Work instructions
The data that follows is to be copied exactly, with each image removed.

↓↓↓

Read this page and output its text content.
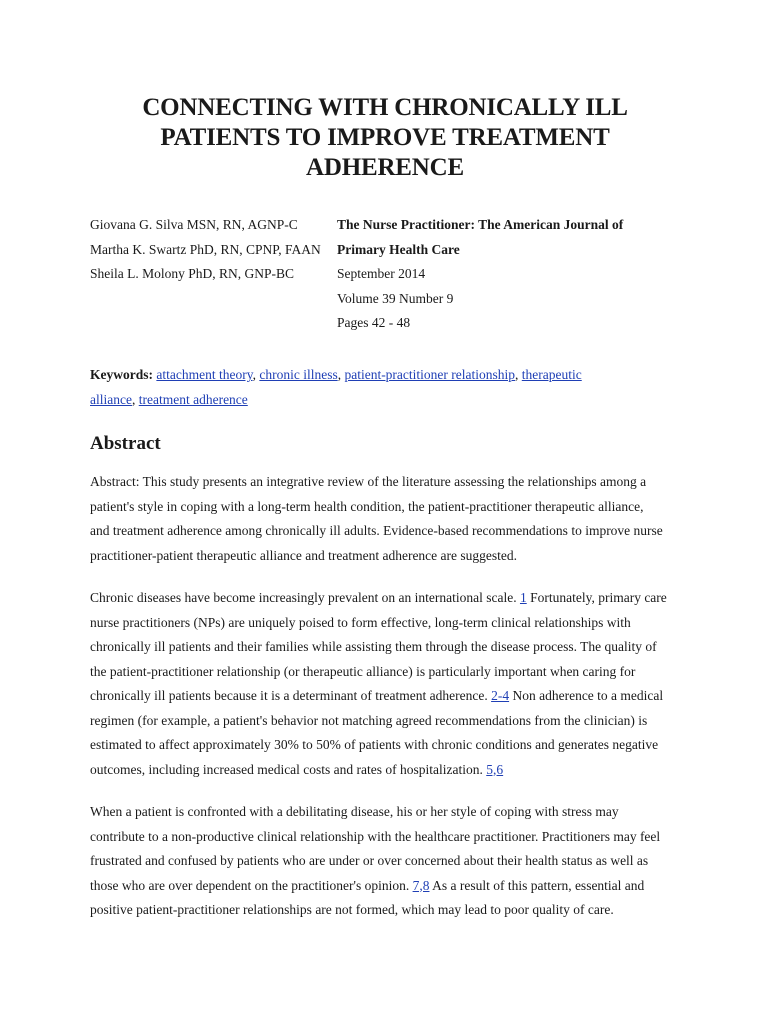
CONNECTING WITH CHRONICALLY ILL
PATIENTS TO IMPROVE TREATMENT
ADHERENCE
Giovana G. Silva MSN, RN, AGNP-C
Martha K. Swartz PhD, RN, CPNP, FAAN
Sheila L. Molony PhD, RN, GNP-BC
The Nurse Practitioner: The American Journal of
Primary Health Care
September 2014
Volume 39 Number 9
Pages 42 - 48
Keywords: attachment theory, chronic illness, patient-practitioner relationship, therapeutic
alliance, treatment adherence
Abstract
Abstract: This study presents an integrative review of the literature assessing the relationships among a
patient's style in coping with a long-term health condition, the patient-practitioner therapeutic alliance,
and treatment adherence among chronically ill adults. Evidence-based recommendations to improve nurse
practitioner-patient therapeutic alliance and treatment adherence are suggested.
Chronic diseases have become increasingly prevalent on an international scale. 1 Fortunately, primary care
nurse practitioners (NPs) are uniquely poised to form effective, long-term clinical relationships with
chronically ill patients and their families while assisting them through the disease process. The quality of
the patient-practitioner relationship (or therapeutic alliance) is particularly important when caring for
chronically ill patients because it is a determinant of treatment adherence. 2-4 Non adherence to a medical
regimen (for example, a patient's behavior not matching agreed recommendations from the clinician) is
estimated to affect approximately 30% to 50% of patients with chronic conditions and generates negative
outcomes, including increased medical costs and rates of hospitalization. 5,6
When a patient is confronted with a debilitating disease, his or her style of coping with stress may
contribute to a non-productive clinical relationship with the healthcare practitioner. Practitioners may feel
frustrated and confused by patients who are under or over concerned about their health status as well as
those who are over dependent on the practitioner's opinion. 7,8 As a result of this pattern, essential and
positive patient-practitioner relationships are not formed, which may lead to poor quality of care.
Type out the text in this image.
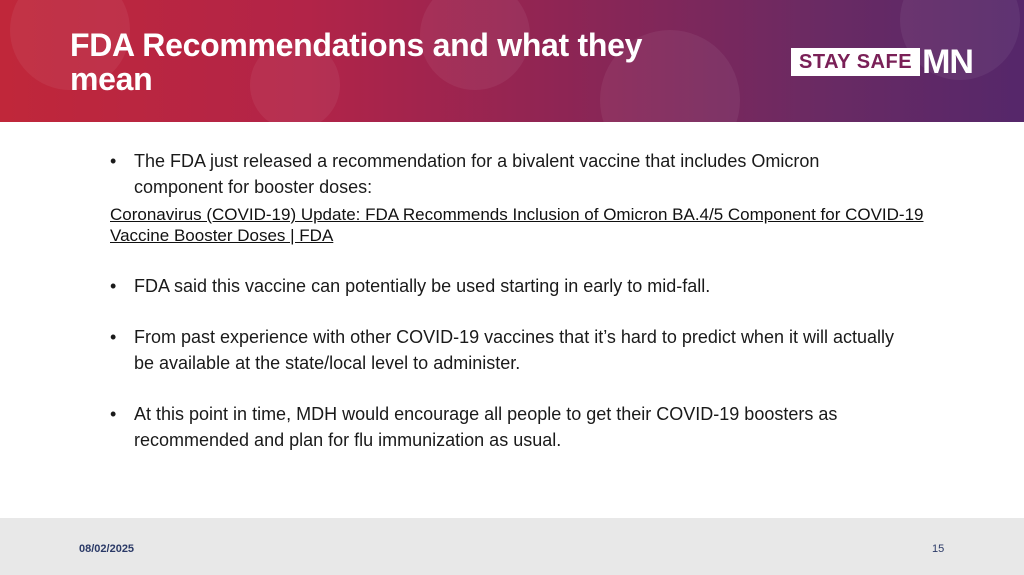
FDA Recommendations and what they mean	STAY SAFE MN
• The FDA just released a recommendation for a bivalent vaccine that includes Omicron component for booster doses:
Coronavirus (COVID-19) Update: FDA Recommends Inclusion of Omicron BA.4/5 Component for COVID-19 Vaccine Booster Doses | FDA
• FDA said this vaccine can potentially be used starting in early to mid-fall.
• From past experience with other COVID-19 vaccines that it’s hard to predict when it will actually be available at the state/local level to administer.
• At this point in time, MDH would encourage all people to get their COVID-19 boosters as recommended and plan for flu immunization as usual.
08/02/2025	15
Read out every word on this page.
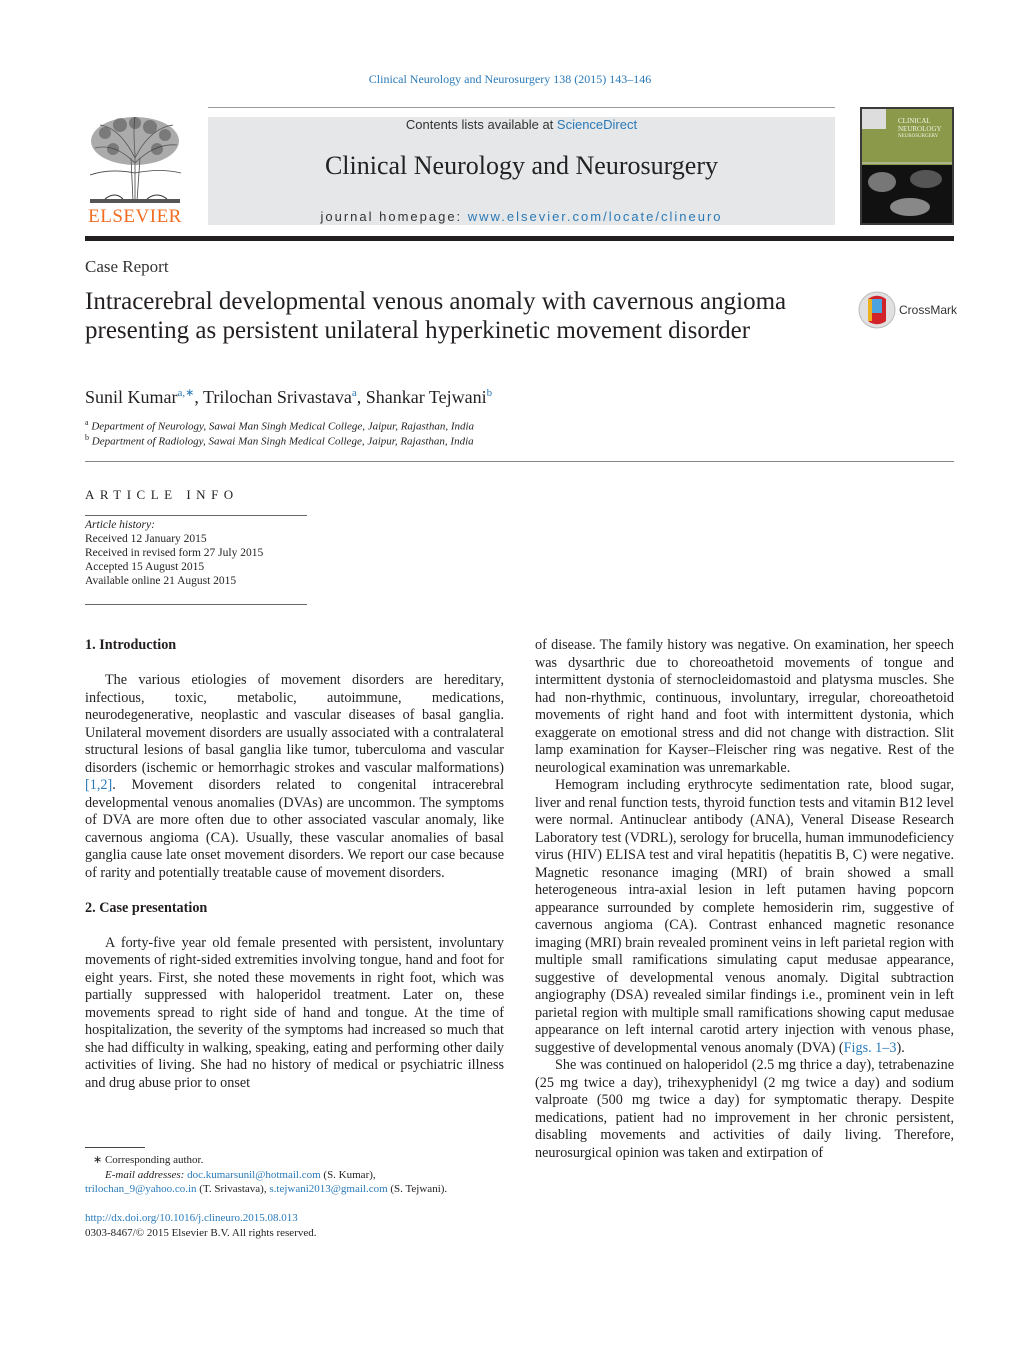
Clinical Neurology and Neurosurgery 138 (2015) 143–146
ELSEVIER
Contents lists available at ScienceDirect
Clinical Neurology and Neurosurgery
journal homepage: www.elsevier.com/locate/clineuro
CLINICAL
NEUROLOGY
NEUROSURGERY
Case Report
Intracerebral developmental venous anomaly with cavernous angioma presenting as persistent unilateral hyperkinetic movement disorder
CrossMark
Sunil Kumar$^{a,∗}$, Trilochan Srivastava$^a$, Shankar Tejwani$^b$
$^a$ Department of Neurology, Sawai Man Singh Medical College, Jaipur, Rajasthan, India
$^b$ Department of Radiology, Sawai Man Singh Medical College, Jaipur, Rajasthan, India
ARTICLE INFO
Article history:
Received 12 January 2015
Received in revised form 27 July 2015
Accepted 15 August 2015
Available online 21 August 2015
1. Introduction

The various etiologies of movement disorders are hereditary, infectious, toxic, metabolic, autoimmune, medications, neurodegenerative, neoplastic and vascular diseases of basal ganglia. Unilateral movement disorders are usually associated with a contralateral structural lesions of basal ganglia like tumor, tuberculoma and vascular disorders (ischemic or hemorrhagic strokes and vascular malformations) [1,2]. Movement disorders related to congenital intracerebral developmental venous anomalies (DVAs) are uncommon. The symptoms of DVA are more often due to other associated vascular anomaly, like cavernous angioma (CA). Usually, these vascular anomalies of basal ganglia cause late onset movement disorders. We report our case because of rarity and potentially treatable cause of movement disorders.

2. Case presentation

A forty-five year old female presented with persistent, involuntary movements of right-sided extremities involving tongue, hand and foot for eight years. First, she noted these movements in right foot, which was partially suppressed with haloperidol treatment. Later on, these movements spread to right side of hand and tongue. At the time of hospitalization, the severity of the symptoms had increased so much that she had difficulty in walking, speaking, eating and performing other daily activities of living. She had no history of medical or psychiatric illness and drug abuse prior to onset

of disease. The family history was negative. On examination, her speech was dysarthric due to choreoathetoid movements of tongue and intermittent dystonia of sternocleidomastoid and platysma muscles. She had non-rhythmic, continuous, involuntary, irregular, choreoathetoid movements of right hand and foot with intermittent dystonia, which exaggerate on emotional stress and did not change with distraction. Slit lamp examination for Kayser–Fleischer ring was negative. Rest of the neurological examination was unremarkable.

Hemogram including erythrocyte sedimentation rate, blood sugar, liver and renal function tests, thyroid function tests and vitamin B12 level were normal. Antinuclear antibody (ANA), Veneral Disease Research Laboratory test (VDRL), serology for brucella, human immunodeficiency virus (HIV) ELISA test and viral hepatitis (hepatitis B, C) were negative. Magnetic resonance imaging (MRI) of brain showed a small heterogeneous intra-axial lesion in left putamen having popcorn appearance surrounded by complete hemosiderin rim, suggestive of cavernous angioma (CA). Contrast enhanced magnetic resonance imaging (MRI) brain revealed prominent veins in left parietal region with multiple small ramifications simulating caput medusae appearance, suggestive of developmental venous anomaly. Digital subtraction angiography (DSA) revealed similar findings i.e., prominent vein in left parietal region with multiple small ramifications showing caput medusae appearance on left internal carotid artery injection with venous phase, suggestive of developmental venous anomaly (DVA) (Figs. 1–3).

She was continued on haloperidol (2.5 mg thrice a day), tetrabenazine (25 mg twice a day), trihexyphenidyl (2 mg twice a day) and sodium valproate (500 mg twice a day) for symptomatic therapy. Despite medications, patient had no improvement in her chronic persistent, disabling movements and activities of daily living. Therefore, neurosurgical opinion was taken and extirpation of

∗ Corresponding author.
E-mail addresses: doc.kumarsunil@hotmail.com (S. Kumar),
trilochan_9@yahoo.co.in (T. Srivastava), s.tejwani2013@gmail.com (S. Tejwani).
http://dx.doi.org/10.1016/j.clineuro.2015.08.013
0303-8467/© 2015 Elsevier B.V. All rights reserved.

↑↑↑

Task answer
Read this page and output its text content.
CONNECTING WITH CHRONICALLY ILL
PATIENTS TO IMPROVE TREATMENT
ADHERENCE
Giovana G. Silva MSN, RN, AGNP-C
Martha K. Swartz PhD, RN, CPNP, FAAN
Sheila L. Molony PhD, RN, GNP-BC
The Nurse Practitioner: The American Journal of
Primary Health Care
September 2014
Volume 39 Number 9
Pages 42 - 48
Keywords: attachment theory, chronic illness, patient-practitioner relationship, therapeutic
alliance, treatment adherence
Abstract
Abstract: This study presents an integrative review of the literature assessing the relationships among a
patient's style in coping with a long-term health condition, the patient-practitioner therapeutic alliance,
and treatment adherence among chronically ill adults. Evidence-based recommendations to improve nurse
practitioner-patient therapeutic alliance and treatment adherence are suggested.
Chronic diseases have become increasingly prevalent on an international scale. 1 Fortunately, primary care
nurse practitioners (NPs) are uniquely poised to form effective, long-term clinical relationships with
chronically ill patients and their families while assisting them through the disease process. The quality of
the patient-practitioner relationship (or therapeutic alliance) is particularly important when caring for
chronically ill patients because it is a determinant of treatment adherence. 2-4 Non adherence to a medical
regimen (for example, a patient's behavior not matching agreed recommendations from the clinician) is
estimated to affect approximately 30% to 50% of patients with chronic conditions and generates negative
outcomes, including increased medical costs and rates of hospitalization. 5,6
When a patient is confronted with a debilitating disease, his or her style of coping with stress may
contribute to a non-productive clinical relationship with the healthcare practitioner. Practitioners may feel
frustrated and confused by patients who are under or over concerned about their health status as well as
those who are over dependent on the practitioner's opinion. 7,8 As a result of this pattern, essential and
positive patient-practitioner relationships are not formed, which may lead to poor quality of care.
Type out the text in this image.
FDA Recommendations and what they mean	STAY SAFE MN
• The FDA just released a recommendation for a bivalent vaccine that includes Omicron component for booster doses:
Coronavirus (COVID-19) Update: FDA Recommends Inclusion of Omicron BA.4/5 Component for COVID-19 Vaccine Booster Doses | FDA
• FDA said this vaccine can potentially be used starting in early to mid-fall.
• From past experience with other COVID-19 vaccines that it’s hard to predict when it will actually be available at the state/local level to administer.
• At this point in time, MDH would encourage all people to get their COVID-19 boosters as recommended and plan for flu immunization as usual.
08/02/2025	15
Read out every word on this page.
Clinical Neurology and Neurosurgery 138 (2015) 143–146
ELSEVIER
Contents lists available at ScienceDirect
Clinical Neurology and Neurosurgery
journal homepage: www.elsevier.com/locate/clineuro
CLINICAL
NEUROLOGY
NEUROSURGERY
Case Report
Intracerebral developmental venous anomaly with cavernous angioma presenting as persistent unilateral hyperkinetic movement disorder
CrossMark
Sunil Kumar$^{a,∗}$, Trilochan Srivastava$^a$, Shankar Tejwani$^b$
$^a$ Department of Neurology, Sawai Man Singh Medical College, Jaipur, Rajasthan, India
$^b$ Department of Radiology, Sawai Man Singh Medical College, Jaipur, Rajasthan, India
ARTICLE INFO
Article history:
Received 12 January 2015
Received in revised form 27 July 2015
Accepted 15 August 2015
Available online 21 August 2015
1. Introduction

The various etiologies of movement disorders are hereditary, infectious, toxic, metabolic, autoimmune, medications, neurodegenerative, neoplastic and vascular diseases of basal ganglia. Unilateral movement disorders are usually associated with a contralateral structural lesions of basal ganglia like tumor, tuberculoma and vascular disorders (ischemic or hemorrhagic strokes and vascular malformations) [1,2]. Movement disorders related to congenital intracerebral developmental venous anomalies (DVAs) are uncommon. The symptoms of DVA are more often due to other associated vascular anomaly, like cavernous angioma (CA). Usually, these vascular anomalies of basal ganglia cause late onset movement disorders. We report our case because of rarity and potentially treatable cause of movement disorders.

2. Case presentation

A forty-five year old female presented with persistent, involuntary movements of right-sided extremities involving tongue, hand and foot for eight years. First, she noted these movements in right foot, which was partially suppressed with haloperidol treatment. Later on, these movements spread to right side of hand and tongue. At the time of hospitalization, the severity of the symptoms had increased so much that she had difficulty in walking, speaking, eating and performing other daily activities of living. She had no history of medical or psychiatric illness and drug abuse prior to onset

of disease. The family history was negative. On examination, her speech was dysarthric due to choreoathetoid movements of tongue and intermittent dystonia of sternocleidomastoid and platysma muscles. She had non-rhythmic, continuous, involuntary, irregular, choreoathetoid movements of right hand and foot with intermittent dystonia, which exaggerate on emotional stress and did not change with distraction. Slit lamp examination for Kayser–Fleischer ring was negative. Rest of the neurological examination was unremarkable.

Hemogram including erythrocyte sedimentation rate, blood sugar, liver and renal function tests, thyroid function tests and vitamin B12 level were normal. Antinuclear antibody (ANA), Veneral Disease Research Laboratory test (VDRL), serology for brucella, human immunodeficiency virus (HIV) ELISA test and viral hepatitis (hepatitis B, C) were negative. Magnetic resonance imaging (MRI) of brain showed a small heterogeneous intra-axial lesion in left putamen having popcorn appearance surrounded by complete hemosiderin rim, suggestive of cavernous angioma (CA). Contrast enhanced magnetic resonance imaging (MRI) brain revealed prominent veins in left parietal region with multiple small ramifications simulating caput medusae appearance, suggestive of developmental venous anomaly. Digital subtraction angiography (DSA) revealed similar findings i.e., prominent vein in left parietal region with multiple small ramifications showing caput medusae appearance on left internal carotid artery injection with venous phase, suggestive of developmental venous anomaly (DVA) (Figs. 1–3).

She was continued on haloperidol (2.5 mg thrice a day), tetrabenazine (25 mg twice a day), trihexyphenidyl (2 mg twice a day) and sodium valproate (500 mg twice a day) for symptomatic therapy. Despite medications, patient had no improvement in her chronic persistent, disabling movements and activities of daily living. Therefore, neurosurgical opinion was taken and extirpation of

∗ Corresponding author.
E-mail addresses: doc.kumarsunil@hotmail.com (S. Kumar),
trilochan_9@yahoo.co.in (T. Srivastava), s.tejwani2013@gmail.com (S. Tejwani).
http://dx.doi.org/10.1016/j.clineuro.2015.08.013
0303-8467/© 2015 Elsevier B.V. All rights reserved.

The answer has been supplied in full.